Saved entries:

============================================================

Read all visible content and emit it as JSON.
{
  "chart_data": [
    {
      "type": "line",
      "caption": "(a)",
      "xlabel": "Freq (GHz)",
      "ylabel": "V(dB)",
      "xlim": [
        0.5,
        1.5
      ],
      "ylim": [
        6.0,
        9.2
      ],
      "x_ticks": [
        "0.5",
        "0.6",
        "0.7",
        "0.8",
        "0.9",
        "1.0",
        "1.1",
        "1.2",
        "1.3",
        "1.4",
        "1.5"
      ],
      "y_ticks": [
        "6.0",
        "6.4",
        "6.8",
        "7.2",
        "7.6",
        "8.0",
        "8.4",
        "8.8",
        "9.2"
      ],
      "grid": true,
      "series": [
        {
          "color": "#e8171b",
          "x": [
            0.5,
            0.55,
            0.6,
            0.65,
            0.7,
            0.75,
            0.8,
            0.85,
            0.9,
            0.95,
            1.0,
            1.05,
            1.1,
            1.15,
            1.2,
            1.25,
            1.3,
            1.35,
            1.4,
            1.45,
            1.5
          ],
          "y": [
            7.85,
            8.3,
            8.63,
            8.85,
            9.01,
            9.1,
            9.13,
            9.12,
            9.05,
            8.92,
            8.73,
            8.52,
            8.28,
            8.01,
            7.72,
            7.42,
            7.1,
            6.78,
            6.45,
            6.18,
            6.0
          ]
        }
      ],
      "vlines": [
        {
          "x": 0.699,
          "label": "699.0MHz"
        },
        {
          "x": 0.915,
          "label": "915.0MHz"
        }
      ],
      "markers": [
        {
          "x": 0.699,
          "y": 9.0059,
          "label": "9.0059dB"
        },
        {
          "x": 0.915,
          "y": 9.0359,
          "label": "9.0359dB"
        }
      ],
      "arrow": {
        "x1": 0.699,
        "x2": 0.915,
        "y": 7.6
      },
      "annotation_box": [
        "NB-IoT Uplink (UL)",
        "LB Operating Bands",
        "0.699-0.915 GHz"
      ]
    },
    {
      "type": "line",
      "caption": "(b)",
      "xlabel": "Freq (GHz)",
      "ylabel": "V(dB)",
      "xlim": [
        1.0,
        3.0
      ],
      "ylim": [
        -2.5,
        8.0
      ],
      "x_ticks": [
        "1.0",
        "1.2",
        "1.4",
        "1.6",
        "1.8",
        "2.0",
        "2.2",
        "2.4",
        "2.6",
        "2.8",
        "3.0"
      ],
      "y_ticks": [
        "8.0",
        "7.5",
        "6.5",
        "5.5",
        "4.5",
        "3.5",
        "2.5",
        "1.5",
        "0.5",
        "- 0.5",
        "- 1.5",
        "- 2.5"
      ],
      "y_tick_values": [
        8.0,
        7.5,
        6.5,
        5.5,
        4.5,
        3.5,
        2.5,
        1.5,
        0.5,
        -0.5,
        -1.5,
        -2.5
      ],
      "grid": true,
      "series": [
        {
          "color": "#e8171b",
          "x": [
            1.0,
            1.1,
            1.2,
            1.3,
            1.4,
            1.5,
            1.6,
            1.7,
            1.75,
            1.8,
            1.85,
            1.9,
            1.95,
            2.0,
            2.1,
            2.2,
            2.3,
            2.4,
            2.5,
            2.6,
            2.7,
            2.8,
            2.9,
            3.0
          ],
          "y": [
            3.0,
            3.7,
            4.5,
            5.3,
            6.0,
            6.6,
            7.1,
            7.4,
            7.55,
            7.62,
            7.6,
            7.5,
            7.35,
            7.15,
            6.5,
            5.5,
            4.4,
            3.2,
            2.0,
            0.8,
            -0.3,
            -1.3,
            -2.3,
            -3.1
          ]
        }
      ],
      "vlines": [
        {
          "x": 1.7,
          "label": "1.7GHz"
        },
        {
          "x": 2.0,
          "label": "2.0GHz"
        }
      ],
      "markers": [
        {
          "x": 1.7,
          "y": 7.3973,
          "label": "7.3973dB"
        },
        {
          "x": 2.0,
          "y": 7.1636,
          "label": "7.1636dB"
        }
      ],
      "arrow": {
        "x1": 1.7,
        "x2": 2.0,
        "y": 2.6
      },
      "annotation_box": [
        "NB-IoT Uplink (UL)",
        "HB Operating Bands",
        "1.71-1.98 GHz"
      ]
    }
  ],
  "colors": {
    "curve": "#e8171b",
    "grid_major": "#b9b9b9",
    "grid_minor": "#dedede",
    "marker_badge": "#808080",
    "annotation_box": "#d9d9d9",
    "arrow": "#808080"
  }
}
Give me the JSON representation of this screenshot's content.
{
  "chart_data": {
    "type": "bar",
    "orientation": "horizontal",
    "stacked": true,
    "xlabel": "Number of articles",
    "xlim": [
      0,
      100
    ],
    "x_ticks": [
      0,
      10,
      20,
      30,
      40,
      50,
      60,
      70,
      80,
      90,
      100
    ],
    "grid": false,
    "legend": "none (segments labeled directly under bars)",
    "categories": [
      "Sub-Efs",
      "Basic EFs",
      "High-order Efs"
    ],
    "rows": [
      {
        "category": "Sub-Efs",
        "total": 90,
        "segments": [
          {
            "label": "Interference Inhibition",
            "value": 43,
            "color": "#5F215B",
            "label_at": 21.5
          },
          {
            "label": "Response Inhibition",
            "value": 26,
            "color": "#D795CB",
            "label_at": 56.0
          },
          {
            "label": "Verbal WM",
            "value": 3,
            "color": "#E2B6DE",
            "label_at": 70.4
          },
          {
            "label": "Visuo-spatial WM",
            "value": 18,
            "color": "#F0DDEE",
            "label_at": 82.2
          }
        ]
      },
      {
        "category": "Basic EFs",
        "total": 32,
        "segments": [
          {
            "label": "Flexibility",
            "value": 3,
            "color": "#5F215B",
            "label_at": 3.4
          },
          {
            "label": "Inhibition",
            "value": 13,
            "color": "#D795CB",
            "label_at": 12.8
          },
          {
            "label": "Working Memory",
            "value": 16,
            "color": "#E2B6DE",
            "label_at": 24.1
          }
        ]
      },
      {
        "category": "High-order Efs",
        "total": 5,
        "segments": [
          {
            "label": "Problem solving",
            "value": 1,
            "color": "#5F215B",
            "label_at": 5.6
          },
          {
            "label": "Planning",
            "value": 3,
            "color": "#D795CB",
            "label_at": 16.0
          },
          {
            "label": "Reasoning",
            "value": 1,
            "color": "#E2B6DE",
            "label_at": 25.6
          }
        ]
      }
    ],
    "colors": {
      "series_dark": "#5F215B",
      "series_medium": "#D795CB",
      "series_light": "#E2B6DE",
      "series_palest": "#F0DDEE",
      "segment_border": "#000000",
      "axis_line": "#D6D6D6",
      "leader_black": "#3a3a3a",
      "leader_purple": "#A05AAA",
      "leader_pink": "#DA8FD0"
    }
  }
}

============================================================

### Given task
Recopy the whole listing exactly.

### Task answer
Read all visible content and emit it as JSON.
{
  "chart_data": [
    {
      "type": "line",
      "caption": "(a)",
      "xlabel": "Freq (GHz)",
      "ylabel": "V(dB)",
      "xlim": [
        0.5,
        1.5
      ],
      "ylim": [
        6.0,
        9.2
      ],
      "x_ticks": [
        "0.5",
        "0.6",
        "0.7",
        "0.8",
        "0.9",
        "1.0",
        "1.1",
        "1.2",
        "1.3",
        "1.4",
        "1.5"
      ],
      "y_ticks": [
        "6.0",
        "6.4",
        "6.8",
        "7.2",
        "7.6",
        "8.0",
        "8.4",
        "8.8",
        "9.2"
      ],
      "grid": true,
      "series": [
        {
          "color": "#e8171b",
          "x": [
            0.5,
            0.55,
            0.6,
            0.65,
            0.7,
            0.75,
            0.8,
            0.85,
            0.9,
            0.95,
            1.0,
            1.05,
            1.1,
            1.15,
            1.2,
            1.25,
            1.3,
            1.35,
            1.4,
            1.45,
            1.5
          ],
          "y": [
            7.85,
            8.3,
            8.63,
            8.85,
            9.01,
            9.1,
            9.13,
            9.12,
            9.05,
            8.92,
            8.73,
            8.52,
            8.28,
            8.01,
            7.72,
            7.42,
            7.1,
            6.78,
            6.45,
            6.18,
            6.0
          ]
        }
      ],
      "vlines": [
        {
          "x": 0.699,
          "label": "699.0MHz"
        },
        {
          "x": 0.915,
          "label": "915.0MHz"
        }
      ],
      "markers": [
        {
          "x": 0.699,
          "y": 9.0059,
          "label": "9.0059dB"
        },
        {
          "x": 0.915,
          "y": 9.0359,
          "label": "9.0359dB"
        }
      ],
      "arrow": {
        "x1": 0.699,
        "x2": 0.915,
        "y": 7.6
      },
      "annotation_box": [
        "NB-IoT Uplink (UL)",
        "LB Operating Bands",
        "0.699-0.915 GHz"
      ]
    },
    {
      "type": "line",
      "caption": "(b)",
      "xlabel": "Freq (GHz)",
      "ylabel": "V(dB)",
      "xlim": [
        1.0,
        3.0
      ],
      "ylim": [
        -2.5,
        8.0
      ],
      "x_ticks": [
        "1.0",
        "1.2",
        "1.4",
        "1.6",
        "1.8",
        "2.0",
        "2.2",
        "2.4",
        "2.6",
        "2.8",
        "3.0"
      ],
      "y_ticks": [
        "8.0",
        "7.5",
        "6.5",
        "5.5",
        "4.5",
        "3.5",
        "2.5",
        "1.5",
        "0.5",
        "- 0.5",
        "- 1.5",
        "- 2.5"
      ],
      "y_tick_values": [
        8.0,
        7.5,
        6.5,
        5.5,
        4.5,
        3.5,
        2.5,
        1.5,
        0.5,
        -0.5,
        -1.5,
        -2.5
      ],
      "grid": true,
      "series": [
        {
          "color": "#e8171b",
          "x": [
            1.0,
            1.1,
            1.2,
            1.3,
            1.4,
            1.5,
            1.6,
            1.7,
            1.75,
            1.8,
            1.85,
            1.9,
            1.95,
            2.0,
            2.1,
            2.2,
            2.3,
            2.4,
            2.5,
            2.6,
            2.7,
            2.8,
            2.9,
            3.0
          ],
          "y": [
            3.0,
            3.7,
            4.5,
            5.3,
            6.0,
            6.6,
            7.1,
            7.4,
            7.55,
            7.62,
            7.6,
            7.5,
            7.35,
            7.15,
            6.5,
            5.5,
            4.4,
            3.2,
            2.0,
            0.8,
            -0.3,
            -1.3,
            -2.3,
            -3.1
          ]
        }
      ],
      "vlines": [
        {
          "x": 1.7,
          "label": "1.7GHz"
        },
        {
          "x": 2.0,
          "label": "2.0GHz"
        }
      ],
      "markers": [
        {
          "x": 1.7,
          "y": 7.3973,
          "label": "7.3973dB"
        },
        {
          "x": 2.0,
          "y": 7.1636,
          "label": "7.1636dB"
        }
      ],
      "arrow": {
        "x1": 1.7,
        "x2": 2.0,
        "y": 2.6
      },
      "annotation_box": [
        "NB-IoT Uplink (UL)",
        "HB Operating Bands",
        "1.71-1.98 GHz"
      ]
    }
  ],
  "colors": {
    "curve": "#e8171b",
    "grid_major": "#b9b9b9",
    "grid_minor": "#dedede",
    "marker_badge": "#808080",
    "annotation_box": "#d9d9d9",
    "arrow": "#808080"
  }
}
Give me the JSON representation of this screenshot's content.
{
  "chart_data": {
    "type": "bar",
    "orientation": "horizontal",
    "stacked": true,
    "xlabel": "Number of articles",
    "xlim": [
      0,
      100
    ],
    "x_ticks": [
      0,
      10,
      20,
      30,
      40,
      50,
      60,
      70,
      80,
      90,
      100
    ],
    "grid": false,
    "legend": "none (segments labeled directly under bars)",
    "categories": [
      "Sub-Efs",
      "Basic EFs",
      "High-order Efs"
    ],
    "rows": [
      {
        "category": "Sub-Efs",
        "total": 90,
        "segments": [
          {
            "label": "Interference Inhibition",
            "value": 43,
            "color": "#5F215B",
            "label_at": 21.5
          },
          {
            "label": "Response Inhibition",
            "value": 26,
            "color": "#D795CB",
            "label_at": 56.0
          },
          {
            "label": "Verbal WM",
            "value": 3,
            "color": "#E2B6DE",
            "label_at": 70.4
          },
          {
            "label": "Visuo-spatial WM",
            "value": 18,
            "color": "#F0DDEE",
            "label_at": 82.2
          }
        ]
      },
      {
        "category": "Basic EFs",
        "total": 32,
        "segments": [
          {
            "label": "Flexibility",
            "value": 3,
            "color": "#5F215B",
            "label_at": 3.4
          },
          {
            "label": "Inhibition",
            "value": 13,
            "color": "#D795CB",
            "label_at": 12.8
          },
          {
            "label": "Working Memory",
            "value": 16,
            "color": "#E2B6DE",
            "label_at": 24.1
          }
        ]
      },
      {
        "category": "High-order Efs",
        "total": 5,
        "segments": [
          {
            "label": "Problem solving",
            "value": 1,
            "color": "#5F215B",
            "label_at": 5.6
          },
          {
            "label": "Planning",
            "value": 3,
            "color": "#D795CB",
            "label_at": 16.0
          },
          {
            "label": "Reasoning",
            "value": 1,
            "color": "#E2B6DE",
            "label_at": 25.6
          }
        ]
      }
    ],
    "colors": {
      "series_dark": "#5F215B",
      "series_medium": "#D795CB",
      "series_light": "#E2B6DE",
      "series_palest": "#F0DDEE",
      "segment_border": "#000000",
      "axis_line": "#D6D6D6",
      "leader_black": "#3a3a3a",
      "leader_purple": "#A05AAA",
      "leader_pink": "#DA8FD0"
    }
  }
}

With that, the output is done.